[BEGIN Source records]
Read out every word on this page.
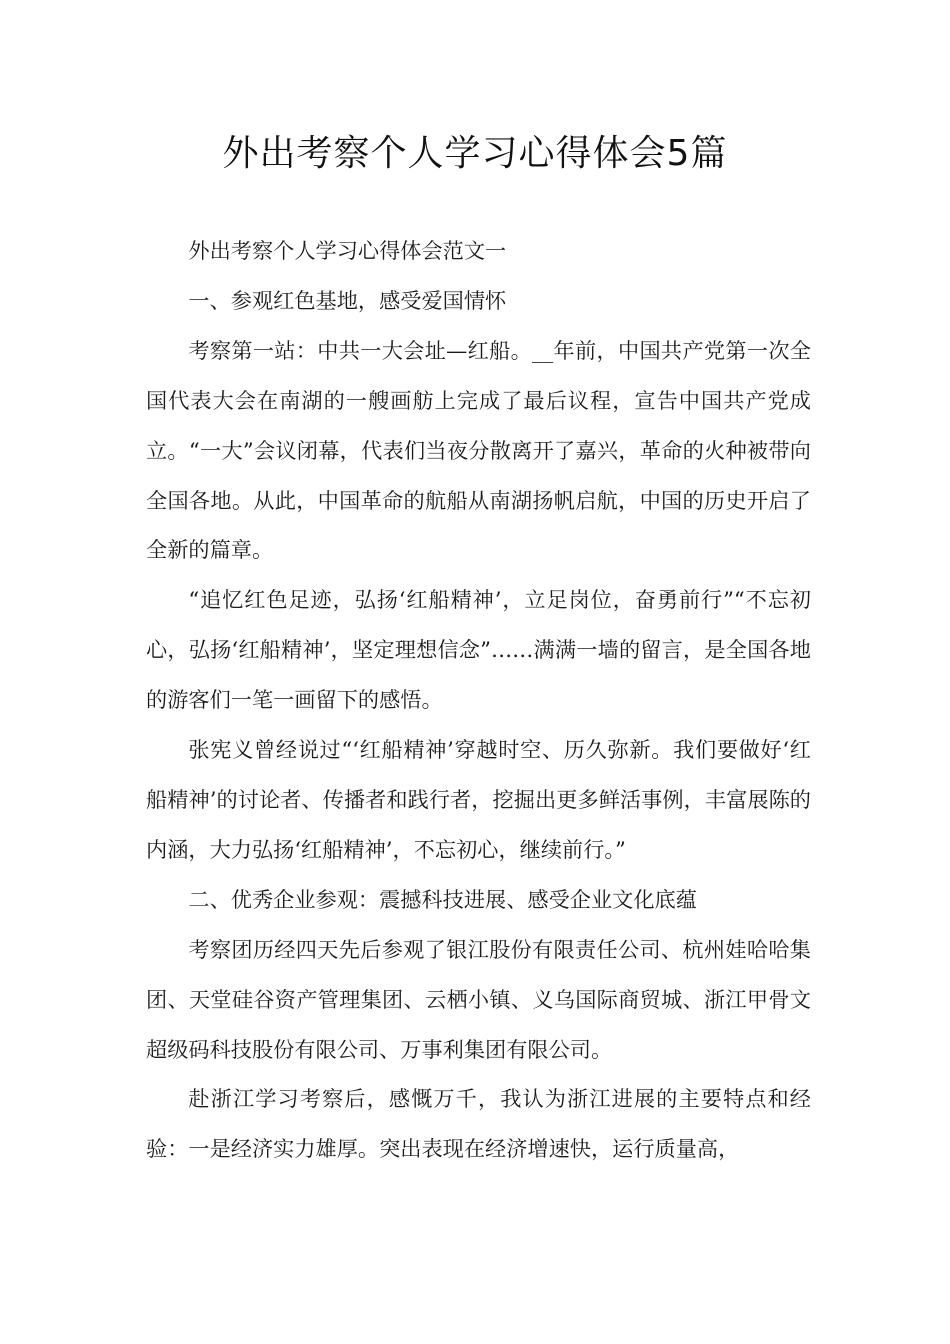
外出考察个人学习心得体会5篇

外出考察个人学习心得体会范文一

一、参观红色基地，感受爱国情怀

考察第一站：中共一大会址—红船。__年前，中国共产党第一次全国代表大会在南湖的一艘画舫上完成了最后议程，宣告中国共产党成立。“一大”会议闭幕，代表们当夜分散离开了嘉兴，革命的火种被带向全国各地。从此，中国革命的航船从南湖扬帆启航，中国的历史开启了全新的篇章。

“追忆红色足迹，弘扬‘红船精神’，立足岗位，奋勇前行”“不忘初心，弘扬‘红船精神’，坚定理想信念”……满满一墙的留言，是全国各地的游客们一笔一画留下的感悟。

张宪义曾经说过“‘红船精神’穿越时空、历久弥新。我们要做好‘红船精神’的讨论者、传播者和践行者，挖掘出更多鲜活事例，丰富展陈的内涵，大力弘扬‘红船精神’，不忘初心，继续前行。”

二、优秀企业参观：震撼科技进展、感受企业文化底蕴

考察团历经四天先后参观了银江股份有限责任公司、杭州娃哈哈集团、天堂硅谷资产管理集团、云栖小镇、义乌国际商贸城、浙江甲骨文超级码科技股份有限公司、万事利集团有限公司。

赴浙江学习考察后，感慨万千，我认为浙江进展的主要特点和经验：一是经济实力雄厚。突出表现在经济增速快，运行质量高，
[END Source records]
## [Aim of the exercise]
Write out the whole listing exactly, and drop the pictures.

## [Completed exercise]
Read out every word on this page.
外出考察个人学习心得体会5篇

外出考察个人学习心得体会范文一

一、参观红色基地，感受爱国情怀

考察第一站：中共一大会址—红船。__年前，中国共产党第一次全国代表大会在南湖的一艘画舫上完成了最后议程，宣告中国共产党成立。“一大”会议闭幕，代表们当夜分散离开了嘉兴，革命的火种被带向全国各地。从此，中国革命的航船从南湖扬帆启航，中国的历史开启了全新的篇章。

“追忆红色足迹，弘扬‘红船精神’，立足岗位，奋勇前行”“不忘初心，弘扬‘红船精神’，坚定理想信念”……满满一墙的留言，是全国各地的游客们一笔一画留下的感悟。

张宪义曾经说过“‘红船精神’穿越时空、历久弥新。我们要做好‘红船精神’的讨论者、传播者和践行者，挖掘出更多鲜活事例，丰富展陈的内涵，大力弘扬‘红船精神’，不忘初心，继续前行。”

二、优秀企业参观：震撼科技进展、感受企业文化底蕴

考察团历经四天先后参观了银江股份有限责任公司、杭州娃哈哈集团、天堂硅谷资产管理集团、云栖小镇、义乌国际商贸城、浙江甲骨文超级码科技股份有限公司、万事利集团有限公司。

赴浙江学习考察后，感慨万千，我认为浙江进展的主要特点和经验：一是经济实力雄厚。突出表现在经济增速快，运行质量高，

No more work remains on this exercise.